● Problem to solve
Each line of the material must be repeated precisely, with the pictures left out.

..........

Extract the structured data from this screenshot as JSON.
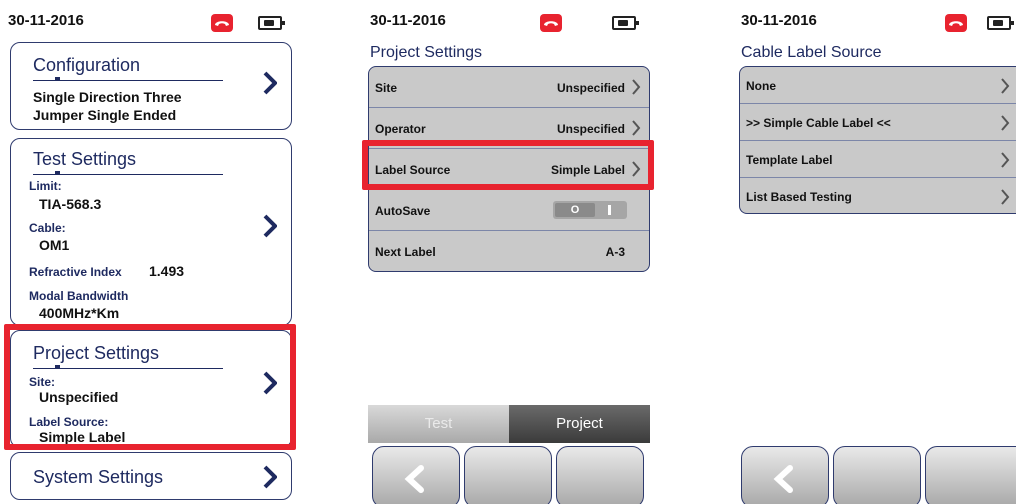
{
  "screen1": {
    "date": "30-11-2016",
    "configuration": {
      "title": "Configuration",
      "line1": "Single Direction Three",
      "line2": "Jumper Single Ended"
    },
    "test_settings": {
      "title": "Test Settings",
      "limit_label": "Limit:",
      "limit_value": "TIA-568.3",
      "cable_label": "Cable:",
      "cable_value": "OM1",
      "refractive_label": "Refractive Index",
      "refractive_value": "1.493",
      "modal_label": "Modal Bandwidth",
      "modal_value": "400MHz*Km"
    },
    "project_settings": {
      "title": "Project Settings",
      "site_label": "Site:",
      "site_value": "Unspecified",
      "label_source_label": "Label Source:",
      "label_source_value": "Simple Label"
    },
    "system_settings": {
      "title": "System Settings"
    }
  },
  "screen2": {
    "date": "30-11-2016",
    "title": "Project Settings",
    "rows": [
      {
        "label": "Site",
        "value": "Unspecified"
      },
      {
        "label": "Operator",
        "value": "Unspecified"
      },
      {
        "label": "Label Source",
        "value": "Simple Label"
      },
      {
        "label": "AutoSave",
        "toggle_text": "O"
      },
      {
        "label": "Next Label",
        "value": "A-3"
      }
    ],
    "tabs": {
      "test": "Test",
      "project": "Project"
    }
  },
  "screen3": {
    "date": "30-11-2016",
    "title": "Cable Label Source",
    "rows": [
      {
        "label": "None"
      },
      {
        "label": ">> Simple Cable Label <<"
      },
      {
        "label": "Template Label"
      },
      {
        "label": "List Based Testing"
      }
    ]
  },
  "colors": {
    "accent_navy": "#1e2a60",
    "highlight_red": "#e8232f",
    "list_gray": "#c9c9c9"
  },
  "icons": [
    "phone-icon",
    "battery-icon",
    "chevron-right-icon",
    "back-arrow-icon"
  ]
}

..........

● The output
Extract the structured data from this screenshot as JSON.
{
  "screen1": {
    "date": "30-11-2016",
    "configuration": {
      "title": "Configuration",
      "line1": "Single Direction Three",
      "line2": "Jumper Single Ended"
    },
    "test_settings": {
      "title": "Test Settings",
      "limit_label": "Limit:",
      "limit_value": "TIA-568.3",
      "cable_label": "Cable:",
      "cable_value": "OM1",
      "refractive_label": "Refractive Index",
      "refractive_value": "1.493",
      "modal_label": "Modal Bandwidth",
      "modal_value": "400MHz*Km"
    },
    "project_settings": {
      "title": "Project Settings",
      "site_label": "Site:",
      "site_value": "Unspecified",
      "label_source_label": "Label Source:",
      "label_source_value": "Simple Label"
    },
    "system_settings": {
      "title": "System Settings"
    }
  },
  "screen2": {
    "date": "30-11-2016",
    "title": "Project Settings",
    "rows": [
      {
        "label": "Site",
        "value": "Unspecified"
      },
      {
        "label": "Operator",
        "value": "Unspecified"
      },
      {
        "label": "Label Source",
        "value": "Simple Label"
      },
      {
        "label": "AutoSave",
        "toggle_text": "O"
      },
      {
        "label": "Next Label",
        "value": "A-3"
      }
    ],
    "tabs": {
      "test": "Test",
      "project": "Project"
    }
  },
  "screen3": {
    "date": "30-11-2016",
    "title": "Cable Label Source",
    "rows": [
      {
        "label": "None"
      },
      {
        "label": ">> Simple Cable Label <<"
      },
      {
        "label": "Template Label"
      },
      {
        "label": "List Based Testing"
      }
    ]
  },
  "colors": {
    "accent_navy": "#1e2a60",
    "highlight_red": "#e8232f",
    "list_gray": "#c9c9c9"
  },
  "icons": [
    "phone-icon",
    "battery-icon",
    "chevron-right-icon",
    "back-arrow-icon"
  ]
}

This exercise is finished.